** Start Data to process **

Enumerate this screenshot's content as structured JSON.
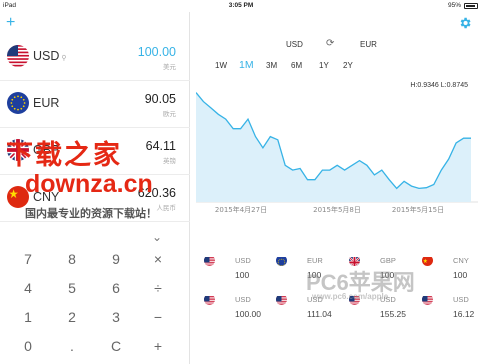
{
  "status_bar": {
    "device": "iPad",
    "time": "3:05 PM",
    "battery": "95%"
  },
  "header": {
    "add_icon": "plus-icon",
    "settings_icon": "gear-icon"
  },
  "currencies": [
    {
      "code": "USD",
      "amount": "100.00",
      "unit": "美元",
      "flag": "us-flag",
      "active": true
    },
    {
      "code": "EUR",
      "amount": "90.05",
      "unit": "欧元",
      "flag": "eu-flag",
      "active": false
    },
    {
      "code": "GBP",
      "amount": "64.11",
      "unit": "英镑",
      "flag": "uk-flag",
      "active": false
    },
    {
      "code": "CNY",
      "amount": "620.36",
      "unit": "人民币",
      "flag": "cn-flag",
      "active": false
    }
  ],
  "keypad": {
    "keys": [
      [
        "7",
        "8",
        "9",
        "×"
      ],
      [
        "4",
        "5",
        "6",
        "÷"
      ],
      [
        "1",
        "2",
        "3",
        "−"
      ],
      [
        "0",
        ".",
        "C",
        "+"
      ]
    ]
  },
  "pair": {
    "base": "USD",
    "quote": "EUR"
  },
  "ranges": [
    "1W",
    "1M",
    "3M",
    "6M",
    "1Y",
    "2Y"
  ],
  "active_range": "1M",
  "high_low": "H:0.9346  L:0.8745",
  "chart_data": {
    "type": "area",
    "x_tick_labels": [
      "2015年4月27日",
      "2015年5月8日",
      "2015年5月15日"
    ],
    "y": [
      0.9346,
      0.929,
      0.925,
      0.921,
      0.918,
      0.912,
      0.912,
      0.918,
      0.907,
      0.9,
      0.907,
      0.905,
      0.889,
      0.886,
      0.887,
      0.88,
      0.88,
      0.886,
      0.886,
      0.889,
      0.886,
      0.889,
      0.892,
      0.889,
      0.883,
      0.886,
      0.88,
      0.8745,
      0.879,
      0.876,
      0.8745,
      0.875,
      0.877,
      0.886,
      0.893,
      0.903,
      0.906,
      0.906
    ],
    "ylim": [
      0.866,
      0.935
    ],
    "color": "#37b3e6",
    "fill": "#dcf0fa"
  },
  "mini_grid": {
    "rows": [
      [
        {
          "flag": "us-flag",
          "code": "USD",
          "value": "100"
        },
        {
          "flag": "eu-flag",
          "code": "EUR",
          "value": "100"
        },
        {
          "flag": "uk-flag",
          "code": "GBP",
          "value": "100"
        },
        {
          "flag": "cn-flag",
          "code": "CNY",
          "value": "100"
        }
      ],
      [
        {
          "flag": "us-flag",
          "code": "USD",
          "value": "100.00"
        },
        {
          "flag": "us-flag",
          "code": "USD",
          "value": "111.04"
        },
        {
          "flag": "us-flag",
          "code": "USD",
          "value": "155.25"
        },
        {
          "flag": "us-flag",
          "code": "USD",
          "value": "16.12"
        }
      ]
    ]
  },
  "watermarks": {
    "big": "下载之家",
    "domain": "downza.cn",
    "sub": "国内最专业的资源下载站！",
    "pc6": "PC6苹果网",
    "pc6_url": "www.pc6.com/apple"
  }
}
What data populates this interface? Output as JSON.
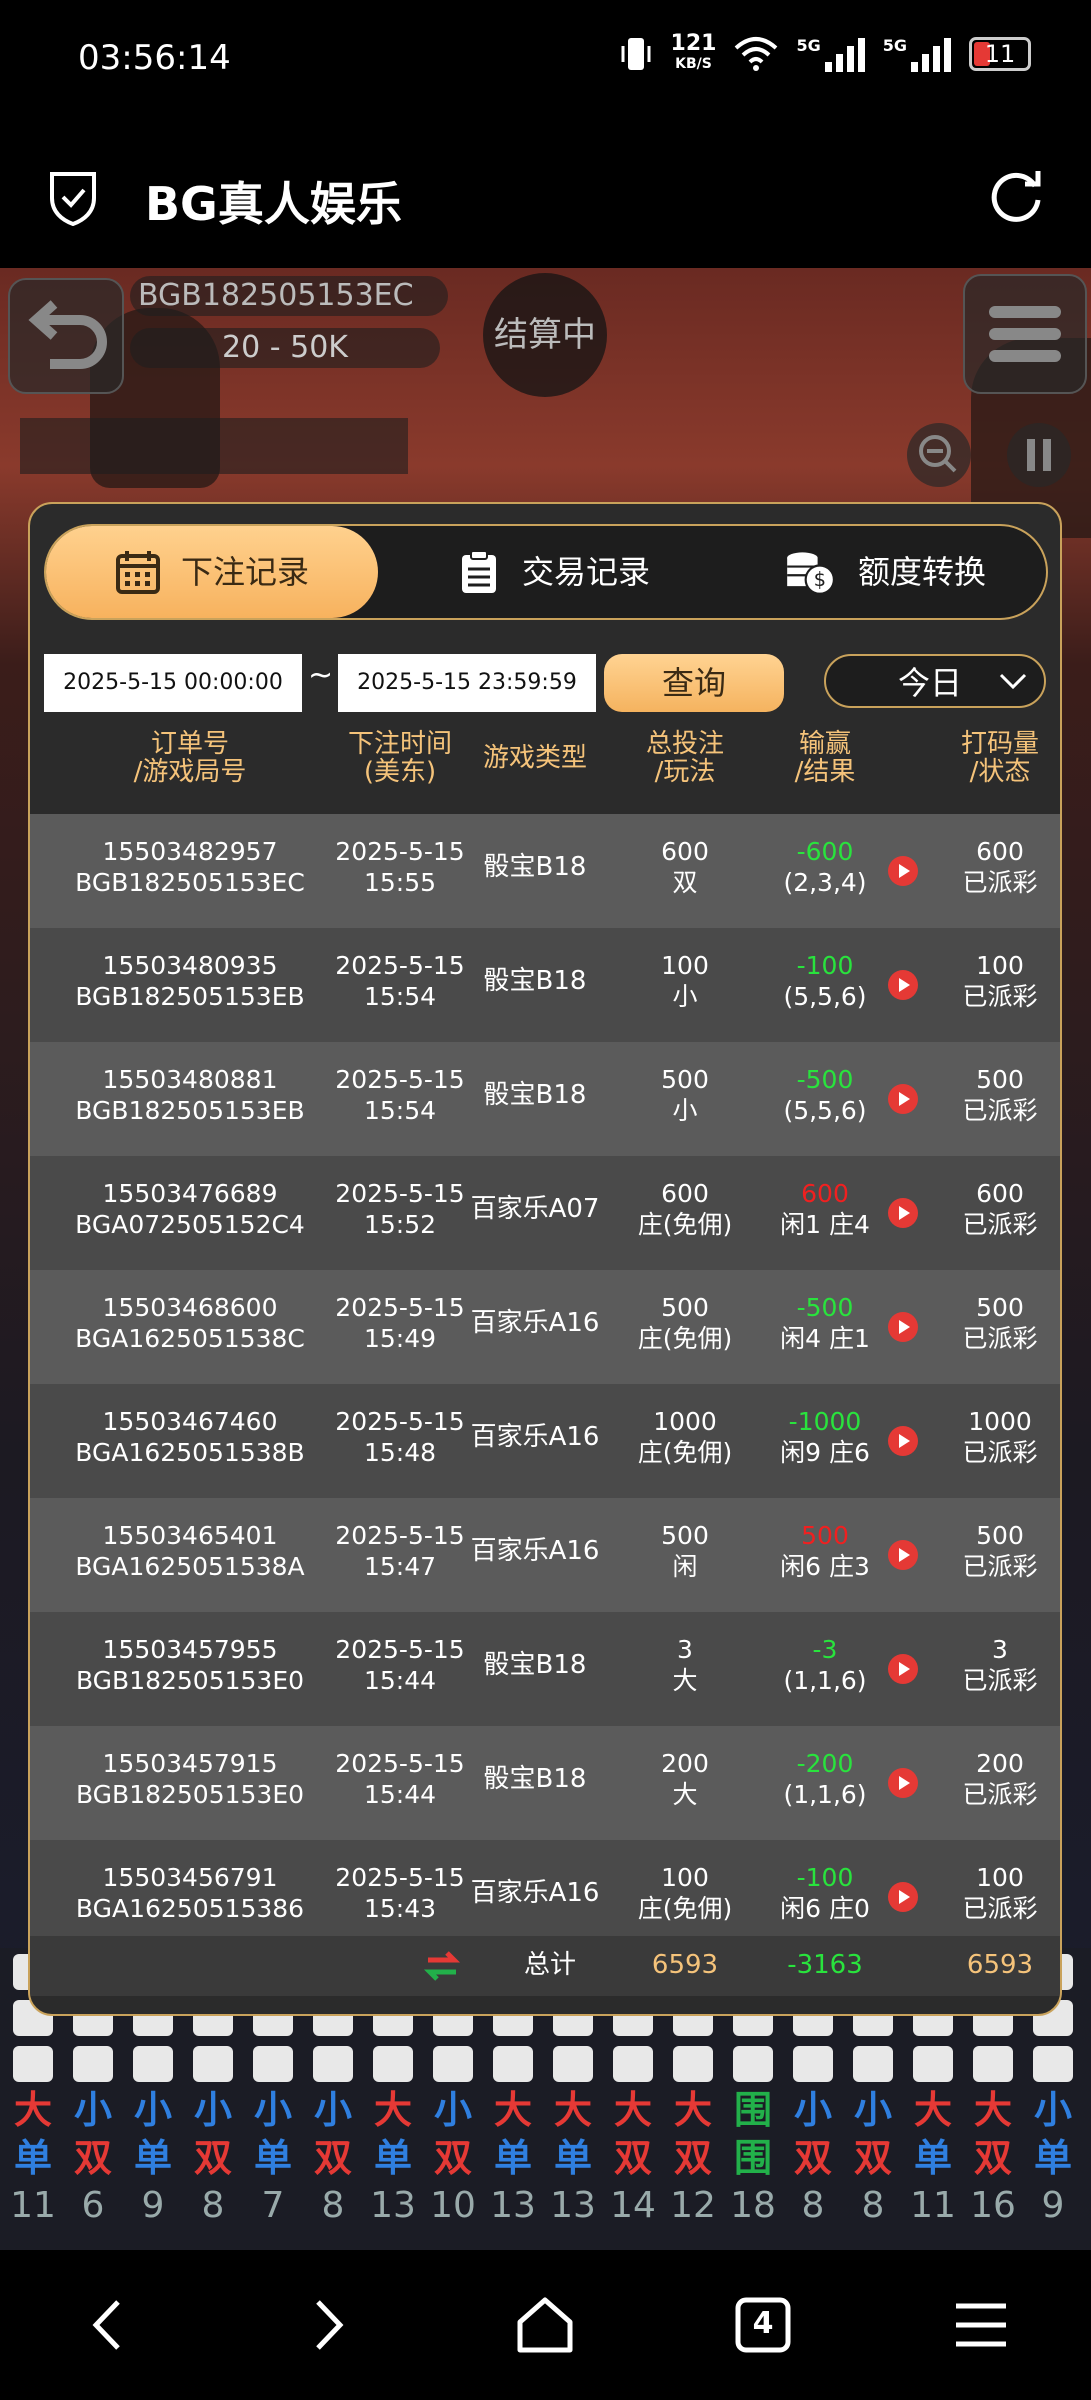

** End Data to process **

_The request_
Extract all lines from the data in which "this" is found.

_Solution to the exercise_
Enumerate this screenshot's content as structured JSON.
What data populates this interface? Output as JSON.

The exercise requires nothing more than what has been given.